> PROMPT: Copy out the listing word for word, from the line with "I need the location" to the line with "x-tick-label: 1500 <box>529 527 547 536</box>", including both of those lines.

[begin GIVEN RECORDS]

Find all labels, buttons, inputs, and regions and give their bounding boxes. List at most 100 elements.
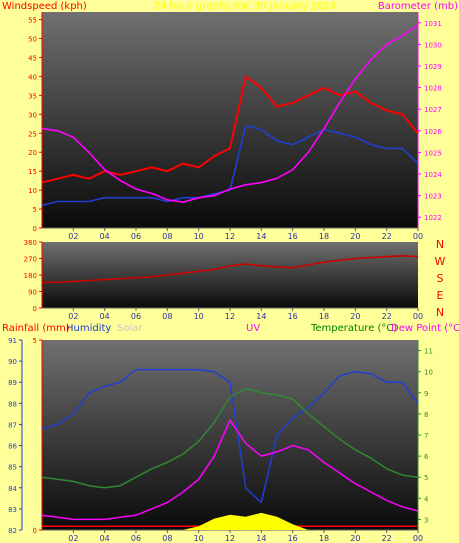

[end GIVEN RECORDS]
[begin GIVEN RECORDS]

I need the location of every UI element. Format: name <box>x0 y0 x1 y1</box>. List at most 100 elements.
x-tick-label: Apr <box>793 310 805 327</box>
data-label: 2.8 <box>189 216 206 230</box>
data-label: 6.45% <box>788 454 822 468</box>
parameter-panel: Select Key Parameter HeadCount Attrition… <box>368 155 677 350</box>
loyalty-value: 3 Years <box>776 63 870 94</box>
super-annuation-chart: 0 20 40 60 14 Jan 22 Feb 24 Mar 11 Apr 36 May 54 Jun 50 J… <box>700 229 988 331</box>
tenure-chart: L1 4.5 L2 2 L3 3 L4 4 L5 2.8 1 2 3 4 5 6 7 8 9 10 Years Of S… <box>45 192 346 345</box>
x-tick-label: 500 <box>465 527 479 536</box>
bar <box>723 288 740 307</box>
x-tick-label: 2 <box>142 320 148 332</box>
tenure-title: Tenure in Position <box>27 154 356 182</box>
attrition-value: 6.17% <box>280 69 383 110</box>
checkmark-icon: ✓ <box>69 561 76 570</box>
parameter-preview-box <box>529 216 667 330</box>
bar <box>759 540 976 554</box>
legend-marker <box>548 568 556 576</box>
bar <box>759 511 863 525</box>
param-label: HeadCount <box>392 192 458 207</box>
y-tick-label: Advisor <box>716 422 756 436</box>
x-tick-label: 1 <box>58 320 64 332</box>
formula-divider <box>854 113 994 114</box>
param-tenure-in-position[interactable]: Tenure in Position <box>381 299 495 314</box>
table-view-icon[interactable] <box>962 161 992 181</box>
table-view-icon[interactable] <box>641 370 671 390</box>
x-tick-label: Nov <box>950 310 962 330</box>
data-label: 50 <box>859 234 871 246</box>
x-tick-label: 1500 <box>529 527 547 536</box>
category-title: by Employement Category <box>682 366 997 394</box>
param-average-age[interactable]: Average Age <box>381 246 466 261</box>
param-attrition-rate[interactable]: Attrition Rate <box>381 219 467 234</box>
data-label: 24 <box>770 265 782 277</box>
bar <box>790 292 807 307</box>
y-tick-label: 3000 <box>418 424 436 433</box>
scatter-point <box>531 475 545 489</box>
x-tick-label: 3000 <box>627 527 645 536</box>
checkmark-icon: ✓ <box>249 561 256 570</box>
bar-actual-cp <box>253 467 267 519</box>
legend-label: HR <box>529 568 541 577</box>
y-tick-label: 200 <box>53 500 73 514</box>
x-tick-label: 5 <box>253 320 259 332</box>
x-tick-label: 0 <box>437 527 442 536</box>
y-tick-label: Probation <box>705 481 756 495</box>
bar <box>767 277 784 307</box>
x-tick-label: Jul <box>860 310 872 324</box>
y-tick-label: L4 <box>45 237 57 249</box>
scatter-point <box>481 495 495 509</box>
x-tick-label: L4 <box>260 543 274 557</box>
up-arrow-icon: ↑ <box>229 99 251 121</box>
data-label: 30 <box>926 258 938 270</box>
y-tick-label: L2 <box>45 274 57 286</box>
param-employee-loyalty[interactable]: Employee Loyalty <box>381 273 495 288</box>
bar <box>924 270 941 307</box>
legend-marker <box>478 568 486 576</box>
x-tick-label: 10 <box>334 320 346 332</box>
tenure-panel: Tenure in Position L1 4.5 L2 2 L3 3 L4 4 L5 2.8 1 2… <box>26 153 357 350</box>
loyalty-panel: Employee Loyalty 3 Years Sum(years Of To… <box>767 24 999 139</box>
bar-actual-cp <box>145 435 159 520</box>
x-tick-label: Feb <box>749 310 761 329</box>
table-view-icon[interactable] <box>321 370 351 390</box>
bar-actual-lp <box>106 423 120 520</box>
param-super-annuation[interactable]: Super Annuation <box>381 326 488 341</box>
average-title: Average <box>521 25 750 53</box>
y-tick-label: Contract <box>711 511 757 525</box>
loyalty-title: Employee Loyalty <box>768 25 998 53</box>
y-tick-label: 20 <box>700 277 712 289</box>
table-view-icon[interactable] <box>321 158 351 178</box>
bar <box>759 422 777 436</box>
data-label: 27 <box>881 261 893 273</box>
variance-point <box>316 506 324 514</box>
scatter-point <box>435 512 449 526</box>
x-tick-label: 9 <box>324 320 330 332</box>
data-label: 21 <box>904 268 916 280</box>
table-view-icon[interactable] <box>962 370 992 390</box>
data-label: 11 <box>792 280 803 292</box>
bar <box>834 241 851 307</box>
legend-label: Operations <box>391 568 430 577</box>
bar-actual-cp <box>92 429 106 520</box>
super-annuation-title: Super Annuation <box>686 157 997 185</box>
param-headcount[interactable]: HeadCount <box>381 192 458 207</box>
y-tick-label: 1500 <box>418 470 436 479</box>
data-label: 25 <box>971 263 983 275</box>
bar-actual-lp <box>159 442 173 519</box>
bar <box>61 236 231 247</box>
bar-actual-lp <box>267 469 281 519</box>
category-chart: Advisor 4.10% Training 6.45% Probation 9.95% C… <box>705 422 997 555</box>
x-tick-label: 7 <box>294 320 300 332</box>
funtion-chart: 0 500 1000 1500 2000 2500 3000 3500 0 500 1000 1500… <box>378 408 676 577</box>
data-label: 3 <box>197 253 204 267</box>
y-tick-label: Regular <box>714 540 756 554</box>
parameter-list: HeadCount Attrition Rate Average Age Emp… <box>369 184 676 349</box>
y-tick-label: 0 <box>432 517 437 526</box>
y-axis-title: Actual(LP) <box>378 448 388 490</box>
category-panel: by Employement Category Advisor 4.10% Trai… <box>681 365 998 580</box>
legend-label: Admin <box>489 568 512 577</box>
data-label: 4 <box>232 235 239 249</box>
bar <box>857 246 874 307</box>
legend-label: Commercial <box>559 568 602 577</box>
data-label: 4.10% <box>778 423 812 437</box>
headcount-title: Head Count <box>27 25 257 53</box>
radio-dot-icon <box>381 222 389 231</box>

[end GIVEN RECORDS]

> OUTPUT FOR THIS EXERCISE:
I need the location of every UI element. Format: name <box>x0 y0 x1 y1</box>. List at most 100 elements.
x-tick-label: Apr <box>793 310 805 327</box>
data-label: 2.8 <box>189 216 206 230</box>
data-label: 6.45% <box>788 454 822 468</box>
parameter-panel: Select Key Parameter HeadCount Attrition… <box>368 155 677 350</box>
loyalty-value: 3 Years <box>776 63 870 94</box>
super-annuation-chart: 0 20 40 60 14 Jan 22 Feb 24 Mar 11 Apr 36 May 54 Jun 50 J… <box>700 229 988 331</box>
tenure-chart: L1 4.5 L2 2 L3 3 L4 4 L5 2.8 1 2 3 4 5 6 7 8 9 10 Years Of S… <box>45 192 346 345</box>
x-tick-label: 500 <box>465 527 479 536</box>
bar <box>723 288 740 307</box>
x-tick-label: 2 <box>142 320 148 332</box>
tenure-title: Tenure in Position <box>27 154 356 182</box>
attrition-value: 6.17% <box>280 69 383 110</box>
checkmark-icon: ✓ <box>69 561 76 570</box>
parameter-preview-box <box>529 216 667 330</box>
bar <box>759 540 976 554</box>
legend-marker <box>548 568 556 576</box>
bar <box>759 511 863 525</box>
param-label: HeadCount <box>392 192 458 207</box>
y-tick-label: Advisor <box>716 422 756 436</box>
x-tick-label: 1 <box>58 320 64 332</box>
formula-divider <box>854 113 994 114</box>
param-tenure-in-position[interactable]: Tenure in Position <box>381 299 495 314</box>
table-view-icon[interactable] <box>962 161 992 181</box>
table-view-icon[interactable] <box>641 370 671 390</box>
x-tick-label: Nov <box>950 310 962 330</box>
data-label: 50 <box>859 234 871 246</box>
x-tick-label: 1500 <box>529 527 547 536</box>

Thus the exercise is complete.